■ Description of the task ■
Copy out each line of the material in which the word "will" appears.

■ Items from a data source ■
START
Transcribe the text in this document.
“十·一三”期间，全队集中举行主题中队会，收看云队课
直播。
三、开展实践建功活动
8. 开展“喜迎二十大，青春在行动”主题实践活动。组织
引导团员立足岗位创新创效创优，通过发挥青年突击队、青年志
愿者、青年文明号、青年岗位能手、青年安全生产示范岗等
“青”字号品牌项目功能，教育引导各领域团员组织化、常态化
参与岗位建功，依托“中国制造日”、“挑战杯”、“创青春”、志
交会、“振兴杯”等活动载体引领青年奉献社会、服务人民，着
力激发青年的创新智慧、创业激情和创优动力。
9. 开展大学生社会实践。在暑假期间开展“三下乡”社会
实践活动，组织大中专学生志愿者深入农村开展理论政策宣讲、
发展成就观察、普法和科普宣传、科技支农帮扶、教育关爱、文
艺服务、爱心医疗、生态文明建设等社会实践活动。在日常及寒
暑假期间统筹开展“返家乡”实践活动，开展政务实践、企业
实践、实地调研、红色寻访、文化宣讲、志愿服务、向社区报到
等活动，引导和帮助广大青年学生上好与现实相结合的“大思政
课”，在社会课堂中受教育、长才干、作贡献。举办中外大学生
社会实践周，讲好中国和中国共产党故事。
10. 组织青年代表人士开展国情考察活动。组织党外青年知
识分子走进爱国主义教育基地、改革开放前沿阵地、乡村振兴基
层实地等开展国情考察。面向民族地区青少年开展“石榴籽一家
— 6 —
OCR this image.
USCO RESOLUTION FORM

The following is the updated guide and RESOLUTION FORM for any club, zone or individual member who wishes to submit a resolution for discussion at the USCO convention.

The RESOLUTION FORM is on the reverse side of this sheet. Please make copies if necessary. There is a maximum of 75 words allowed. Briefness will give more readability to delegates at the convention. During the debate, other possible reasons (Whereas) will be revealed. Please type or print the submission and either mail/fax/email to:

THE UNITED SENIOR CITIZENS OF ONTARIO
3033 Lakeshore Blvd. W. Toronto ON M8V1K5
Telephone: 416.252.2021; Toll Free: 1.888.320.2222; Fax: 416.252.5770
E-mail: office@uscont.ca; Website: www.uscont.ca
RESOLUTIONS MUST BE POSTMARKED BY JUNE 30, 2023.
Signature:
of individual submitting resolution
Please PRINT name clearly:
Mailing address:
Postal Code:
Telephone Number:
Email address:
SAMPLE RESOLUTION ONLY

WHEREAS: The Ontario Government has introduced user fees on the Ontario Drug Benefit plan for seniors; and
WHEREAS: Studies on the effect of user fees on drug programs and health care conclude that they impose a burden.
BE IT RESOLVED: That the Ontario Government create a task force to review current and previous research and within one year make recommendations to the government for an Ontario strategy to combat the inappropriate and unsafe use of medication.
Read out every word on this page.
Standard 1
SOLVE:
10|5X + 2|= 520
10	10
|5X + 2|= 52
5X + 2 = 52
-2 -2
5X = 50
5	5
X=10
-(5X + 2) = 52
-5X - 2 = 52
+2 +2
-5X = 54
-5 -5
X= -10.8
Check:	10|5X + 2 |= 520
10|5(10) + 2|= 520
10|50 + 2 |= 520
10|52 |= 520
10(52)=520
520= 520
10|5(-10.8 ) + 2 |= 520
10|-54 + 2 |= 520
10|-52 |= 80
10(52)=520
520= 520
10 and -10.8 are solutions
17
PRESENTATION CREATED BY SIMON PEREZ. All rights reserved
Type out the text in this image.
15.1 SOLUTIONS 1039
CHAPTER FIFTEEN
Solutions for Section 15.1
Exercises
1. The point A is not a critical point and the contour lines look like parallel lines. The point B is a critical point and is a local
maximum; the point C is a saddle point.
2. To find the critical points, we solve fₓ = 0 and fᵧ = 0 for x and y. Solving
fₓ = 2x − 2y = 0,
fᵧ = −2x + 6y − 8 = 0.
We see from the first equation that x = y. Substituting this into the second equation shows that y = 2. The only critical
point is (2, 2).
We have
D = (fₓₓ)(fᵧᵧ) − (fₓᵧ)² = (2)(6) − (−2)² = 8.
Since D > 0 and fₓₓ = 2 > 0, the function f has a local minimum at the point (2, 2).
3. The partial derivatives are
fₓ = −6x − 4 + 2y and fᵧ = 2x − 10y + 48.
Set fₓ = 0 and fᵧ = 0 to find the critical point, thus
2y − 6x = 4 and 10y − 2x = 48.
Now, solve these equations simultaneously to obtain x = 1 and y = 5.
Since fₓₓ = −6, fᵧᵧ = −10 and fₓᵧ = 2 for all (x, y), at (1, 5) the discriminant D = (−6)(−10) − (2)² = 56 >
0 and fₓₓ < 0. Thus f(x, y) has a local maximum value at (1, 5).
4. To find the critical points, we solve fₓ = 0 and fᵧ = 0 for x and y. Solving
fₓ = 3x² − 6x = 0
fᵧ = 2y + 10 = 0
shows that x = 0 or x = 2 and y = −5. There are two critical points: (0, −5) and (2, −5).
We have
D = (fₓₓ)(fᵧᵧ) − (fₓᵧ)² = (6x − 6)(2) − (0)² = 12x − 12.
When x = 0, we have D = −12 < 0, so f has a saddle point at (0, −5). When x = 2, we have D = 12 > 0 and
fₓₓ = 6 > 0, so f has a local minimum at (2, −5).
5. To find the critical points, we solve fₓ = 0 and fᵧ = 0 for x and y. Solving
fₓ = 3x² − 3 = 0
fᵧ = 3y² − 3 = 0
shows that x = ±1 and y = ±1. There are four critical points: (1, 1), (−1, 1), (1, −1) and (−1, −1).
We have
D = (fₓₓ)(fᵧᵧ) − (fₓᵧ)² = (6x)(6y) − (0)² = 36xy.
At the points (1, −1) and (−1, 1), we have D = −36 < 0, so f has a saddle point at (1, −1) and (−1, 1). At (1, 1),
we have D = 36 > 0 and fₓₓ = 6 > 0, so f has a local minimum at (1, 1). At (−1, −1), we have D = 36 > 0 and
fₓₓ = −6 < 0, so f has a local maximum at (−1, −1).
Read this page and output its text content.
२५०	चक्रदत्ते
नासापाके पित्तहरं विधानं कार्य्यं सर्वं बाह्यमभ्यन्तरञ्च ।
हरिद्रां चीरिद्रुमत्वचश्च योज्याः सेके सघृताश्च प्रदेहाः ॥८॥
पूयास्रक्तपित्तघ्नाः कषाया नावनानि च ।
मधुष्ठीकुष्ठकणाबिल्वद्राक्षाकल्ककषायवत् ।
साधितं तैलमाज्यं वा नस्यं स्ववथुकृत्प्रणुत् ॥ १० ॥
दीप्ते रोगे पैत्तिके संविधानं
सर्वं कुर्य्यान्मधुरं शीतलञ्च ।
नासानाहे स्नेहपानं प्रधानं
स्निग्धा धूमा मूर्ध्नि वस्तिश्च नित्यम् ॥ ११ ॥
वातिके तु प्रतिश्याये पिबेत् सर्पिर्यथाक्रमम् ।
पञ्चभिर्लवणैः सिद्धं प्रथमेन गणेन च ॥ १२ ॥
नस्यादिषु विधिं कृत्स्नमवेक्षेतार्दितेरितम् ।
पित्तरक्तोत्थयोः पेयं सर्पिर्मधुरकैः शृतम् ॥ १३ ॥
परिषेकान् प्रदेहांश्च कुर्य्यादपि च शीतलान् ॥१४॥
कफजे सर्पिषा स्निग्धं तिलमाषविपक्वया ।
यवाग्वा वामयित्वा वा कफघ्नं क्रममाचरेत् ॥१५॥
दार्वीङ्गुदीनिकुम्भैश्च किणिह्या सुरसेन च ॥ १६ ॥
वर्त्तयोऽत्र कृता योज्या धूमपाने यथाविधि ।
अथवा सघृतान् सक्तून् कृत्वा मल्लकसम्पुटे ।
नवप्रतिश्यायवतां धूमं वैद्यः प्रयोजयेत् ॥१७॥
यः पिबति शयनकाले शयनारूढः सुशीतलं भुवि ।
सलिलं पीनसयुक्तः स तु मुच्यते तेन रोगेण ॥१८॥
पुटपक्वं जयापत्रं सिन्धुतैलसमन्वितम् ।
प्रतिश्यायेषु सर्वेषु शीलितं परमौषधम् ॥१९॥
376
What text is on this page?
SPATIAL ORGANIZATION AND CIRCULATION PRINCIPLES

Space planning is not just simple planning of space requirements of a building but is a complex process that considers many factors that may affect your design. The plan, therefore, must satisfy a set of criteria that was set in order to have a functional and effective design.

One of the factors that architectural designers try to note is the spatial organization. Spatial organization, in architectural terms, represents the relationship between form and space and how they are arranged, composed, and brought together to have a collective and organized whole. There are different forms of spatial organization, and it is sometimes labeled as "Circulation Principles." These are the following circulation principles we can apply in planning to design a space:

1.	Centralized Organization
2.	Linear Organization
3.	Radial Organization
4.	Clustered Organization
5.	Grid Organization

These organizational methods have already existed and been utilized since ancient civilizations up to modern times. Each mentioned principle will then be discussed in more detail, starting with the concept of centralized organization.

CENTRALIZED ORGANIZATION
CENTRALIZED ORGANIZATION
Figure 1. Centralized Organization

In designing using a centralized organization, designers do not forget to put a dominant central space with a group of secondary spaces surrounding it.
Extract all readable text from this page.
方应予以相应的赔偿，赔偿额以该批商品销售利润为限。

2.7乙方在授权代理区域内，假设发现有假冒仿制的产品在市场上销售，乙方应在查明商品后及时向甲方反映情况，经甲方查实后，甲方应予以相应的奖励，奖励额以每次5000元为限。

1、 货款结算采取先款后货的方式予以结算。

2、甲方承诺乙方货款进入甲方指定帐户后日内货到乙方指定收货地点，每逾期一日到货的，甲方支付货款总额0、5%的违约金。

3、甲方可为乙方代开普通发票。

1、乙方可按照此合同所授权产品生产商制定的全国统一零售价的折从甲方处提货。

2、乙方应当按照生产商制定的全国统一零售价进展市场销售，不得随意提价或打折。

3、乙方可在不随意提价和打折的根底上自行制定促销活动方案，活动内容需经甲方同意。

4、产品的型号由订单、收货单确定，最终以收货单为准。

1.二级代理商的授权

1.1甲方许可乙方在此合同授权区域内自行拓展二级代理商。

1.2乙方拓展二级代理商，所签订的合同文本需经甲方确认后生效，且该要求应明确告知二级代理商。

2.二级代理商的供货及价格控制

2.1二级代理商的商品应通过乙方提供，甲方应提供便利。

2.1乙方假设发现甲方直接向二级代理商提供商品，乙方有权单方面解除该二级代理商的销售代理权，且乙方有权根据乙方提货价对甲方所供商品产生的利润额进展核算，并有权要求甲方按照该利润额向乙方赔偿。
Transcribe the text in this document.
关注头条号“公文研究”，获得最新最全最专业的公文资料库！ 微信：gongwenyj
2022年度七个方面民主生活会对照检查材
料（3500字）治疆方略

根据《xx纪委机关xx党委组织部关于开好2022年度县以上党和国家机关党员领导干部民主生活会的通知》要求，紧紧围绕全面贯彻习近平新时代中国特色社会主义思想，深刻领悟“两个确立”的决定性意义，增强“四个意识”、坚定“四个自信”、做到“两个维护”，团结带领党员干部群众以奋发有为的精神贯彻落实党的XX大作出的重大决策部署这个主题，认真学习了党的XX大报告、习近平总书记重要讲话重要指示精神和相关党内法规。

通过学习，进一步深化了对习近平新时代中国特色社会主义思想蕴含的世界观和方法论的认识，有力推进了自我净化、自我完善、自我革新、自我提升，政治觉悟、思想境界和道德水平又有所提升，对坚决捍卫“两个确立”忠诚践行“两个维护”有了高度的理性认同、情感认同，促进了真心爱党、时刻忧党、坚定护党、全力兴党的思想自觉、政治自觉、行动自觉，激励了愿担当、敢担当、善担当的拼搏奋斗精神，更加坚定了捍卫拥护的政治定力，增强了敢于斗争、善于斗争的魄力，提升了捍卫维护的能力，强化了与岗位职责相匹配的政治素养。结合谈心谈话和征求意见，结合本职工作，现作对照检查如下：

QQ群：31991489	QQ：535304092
END
■ Correct output ■
The RESOLUTION FORM is on the reverse side of this sheet. Please make copies if necessary. There is a maximum of 75 words allowed. Briefness will give more readability to delegates at the convention. During the debate, other possible reasons (Whereas) will be revealed. Please type or print the submission and either mail/fax/email to:
These organizational methods have already existed and been utilized since ancient civilizations up to modern times. Each mentioned principle will then be discussed in more detail, starting with the concept of centralized organization.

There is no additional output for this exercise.